Direct-ink-writing creates glucose biosensor with less waste

Researchers have used direct-ink-writing to create a 3D‑printed glucose biosensor for use in wearable monitors, an advance in manufacturing that overcomes current issues around waste and cleanroom processing.

Arda Gozen, assistant professor, WSU School of Mechanical and Materials Engineering, in the Manufacturing Processes and Machinery Lab (Credit: WSU)

The work by Washington State University researchers could lead to improved glucose monitors for millions of people living with diabetes.

Led by Arda Gozen and Yuehe Lin, faculty in the School of Mechanical and Materials Engineering, the research has been published in the journal Analytica Chimica Acta.

Diabetics commonly monitor their condition with glucose meters that require constant finger pricking. Continuous glucose monitoring systems are an alternative but are not cost effective.

Requirement 1:
Decide whether each statement agrees with the glucose biosensor article. Answer yes or no for each, and quote the words from the article that decide it.
(a) The 3D-printed biosensor is meant for use in wearable monitors.
(b) A single faculty member led the research.
(c) The article describes continuous glucose monitoring systems as cost effective.
Requirement 2: According to the glucose biosensor article, why does using direct-ink-writing to make the biosensor count as an advance in manufacturing? Answer in one to three sentences.
Requirement 3: Resume the article on the 3D-printed glucose biosensor from where it stops.

Entries provided:
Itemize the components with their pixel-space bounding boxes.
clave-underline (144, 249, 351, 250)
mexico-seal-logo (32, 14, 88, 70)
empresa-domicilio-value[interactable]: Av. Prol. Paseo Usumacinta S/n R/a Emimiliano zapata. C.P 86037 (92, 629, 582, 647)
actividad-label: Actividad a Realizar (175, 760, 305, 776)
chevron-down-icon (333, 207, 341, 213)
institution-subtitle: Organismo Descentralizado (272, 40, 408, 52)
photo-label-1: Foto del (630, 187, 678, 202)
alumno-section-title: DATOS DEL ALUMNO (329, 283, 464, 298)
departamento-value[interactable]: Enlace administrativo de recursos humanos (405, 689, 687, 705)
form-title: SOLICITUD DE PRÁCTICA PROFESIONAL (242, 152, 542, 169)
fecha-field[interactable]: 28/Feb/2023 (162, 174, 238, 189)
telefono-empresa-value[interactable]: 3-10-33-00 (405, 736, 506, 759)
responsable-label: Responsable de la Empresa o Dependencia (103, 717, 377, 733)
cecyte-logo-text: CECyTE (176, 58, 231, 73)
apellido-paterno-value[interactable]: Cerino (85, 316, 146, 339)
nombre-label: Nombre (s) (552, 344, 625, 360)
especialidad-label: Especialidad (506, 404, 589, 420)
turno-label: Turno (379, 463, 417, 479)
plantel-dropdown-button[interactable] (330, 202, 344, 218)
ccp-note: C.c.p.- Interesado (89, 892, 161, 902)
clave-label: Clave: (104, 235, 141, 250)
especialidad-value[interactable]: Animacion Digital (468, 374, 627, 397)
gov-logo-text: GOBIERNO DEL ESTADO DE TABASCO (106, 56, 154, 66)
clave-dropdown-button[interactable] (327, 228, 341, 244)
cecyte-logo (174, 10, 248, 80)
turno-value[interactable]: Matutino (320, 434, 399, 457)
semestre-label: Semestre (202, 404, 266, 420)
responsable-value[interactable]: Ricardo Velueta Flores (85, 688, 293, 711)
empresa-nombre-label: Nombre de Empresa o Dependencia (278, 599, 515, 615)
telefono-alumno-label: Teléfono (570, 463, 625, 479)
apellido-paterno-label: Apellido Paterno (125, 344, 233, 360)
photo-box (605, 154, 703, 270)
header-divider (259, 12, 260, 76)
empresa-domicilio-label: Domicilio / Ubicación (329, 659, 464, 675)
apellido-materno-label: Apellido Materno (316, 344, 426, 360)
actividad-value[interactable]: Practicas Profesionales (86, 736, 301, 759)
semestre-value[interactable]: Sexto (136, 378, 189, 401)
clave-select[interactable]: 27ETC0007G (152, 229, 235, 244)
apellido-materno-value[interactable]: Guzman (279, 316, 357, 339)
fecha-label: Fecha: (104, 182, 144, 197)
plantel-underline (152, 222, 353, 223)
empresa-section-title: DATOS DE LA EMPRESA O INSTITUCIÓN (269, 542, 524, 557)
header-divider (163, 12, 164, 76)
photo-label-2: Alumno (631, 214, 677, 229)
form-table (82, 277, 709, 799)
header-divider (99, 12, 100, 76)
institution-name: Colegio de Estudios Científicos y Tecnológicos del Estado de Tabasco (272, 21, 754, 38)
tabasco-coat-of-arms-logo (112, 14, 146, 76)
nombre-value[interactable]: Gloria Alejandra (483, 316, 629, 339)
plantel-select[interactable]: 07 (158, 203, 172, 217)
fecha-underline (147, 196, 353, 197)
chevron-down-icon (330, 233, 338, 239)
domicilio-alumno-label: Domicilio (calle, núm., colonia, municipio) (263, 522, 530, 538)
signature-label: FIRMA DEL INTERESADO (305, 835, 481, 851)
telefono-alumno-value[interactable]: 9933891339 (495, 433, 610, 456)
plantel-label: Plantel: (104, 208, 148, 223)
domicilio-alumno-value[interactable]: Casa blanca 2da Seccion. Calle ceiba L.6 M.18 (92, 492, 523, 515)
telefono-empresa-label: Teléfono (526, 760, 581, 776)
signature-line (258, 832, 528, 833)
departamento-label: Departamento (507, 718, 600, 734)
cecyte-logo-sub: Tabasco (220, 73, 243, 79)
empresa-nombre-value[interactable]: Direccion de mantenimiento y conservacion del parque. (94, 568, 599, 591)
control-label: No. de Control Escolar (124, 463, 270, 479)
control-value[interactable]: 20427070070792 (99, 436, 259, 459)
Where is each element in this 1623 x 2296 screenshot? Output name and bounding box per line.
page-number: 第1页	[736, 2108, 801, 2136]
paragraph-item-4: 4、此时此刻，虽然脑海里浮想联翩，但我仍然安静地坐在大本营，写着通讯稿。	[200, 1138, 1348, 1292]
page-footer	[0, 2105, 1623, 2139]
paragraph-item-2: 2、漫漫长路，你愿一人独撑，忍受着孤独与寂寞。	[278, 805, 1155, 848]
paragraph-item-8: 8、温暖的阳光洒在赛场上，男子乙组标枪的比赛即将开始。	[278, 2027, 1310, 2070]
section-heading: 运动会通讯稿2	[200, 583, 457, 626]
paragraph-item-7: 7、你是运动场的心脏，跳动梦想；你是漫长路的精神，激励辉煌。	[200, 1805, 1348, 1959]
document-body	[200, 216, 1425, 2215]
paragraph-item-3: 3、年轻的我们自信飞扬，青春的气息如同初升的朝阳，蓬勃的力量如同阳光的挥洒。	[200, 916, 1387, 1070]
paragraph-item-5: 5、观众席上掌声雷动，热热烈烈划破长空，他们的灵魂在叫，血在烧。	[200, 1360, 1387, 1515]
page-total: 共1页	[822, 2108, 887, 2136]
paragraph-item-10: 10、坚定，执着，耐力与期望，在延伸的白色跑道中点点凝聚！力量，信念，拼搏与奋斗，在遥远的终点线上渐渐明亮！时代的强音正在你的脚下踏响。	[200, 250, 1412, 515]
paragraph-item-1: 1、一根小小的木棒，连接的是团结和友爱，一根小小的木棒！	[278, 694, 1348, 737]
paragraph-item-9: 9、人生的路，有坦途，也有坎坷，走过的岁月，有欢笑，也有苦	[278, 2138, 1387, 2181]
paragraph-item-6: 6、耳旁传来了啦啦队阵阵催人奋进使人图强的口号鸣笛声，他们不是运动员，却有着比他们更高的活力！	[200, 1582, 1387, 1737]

Task response 1:
(a) Yes: "a 3D‑printed glucose biosensor for use in wearable monitors"
(b) No: "Led by Arda Gozen and Yuehe Lin, faculty in the School of Mechanical and Materials Engineering"
(c) No: "Continuous glucose monitoring systems are an alternative but are not cost effective."

Task response 2: It is an advance because it overcomes current issues around waste and cleanroom processing.

Task response 3:
According to WSU, researchers have been working on wearable, flexible electronics that conform to patients’ skin and monitor glucose in bodily fluids. To build such sensors, manufacturers have used photolithography or screen printing. Whilst effective, these methods create a lot of waste and require the use of harmful chemicals and expensive cleanroom processing.

Using 3D printing, the WSU research team developed a glucose monitor claimed to be more stable and sensitive compared to those manufactured through traditional methods.

The researchers used direct-ink-writing (DIW), that involves printing polymer nanocomposite inks out of nozzles to create intricate and precise designs. The researchers printed out a nanoscale material that is electrically conductive to create flexible electrodes. The WSU team’s technique reportedly allows a precise application of the material, resulting in a uniform surface and fewer defects, which increases the sensor’s sensitivity. The researchers found that their 3D‑printed sensors did better at picking up glucose signals than the traditionally produced electrodes.

The use of 3D printing could lead to more personalised treatment based on a person’s biology. Similarly, 3D printing only uses the amount of material needed, so there is also less waste in the process than traditional manufacturing methods, which can bring down costs.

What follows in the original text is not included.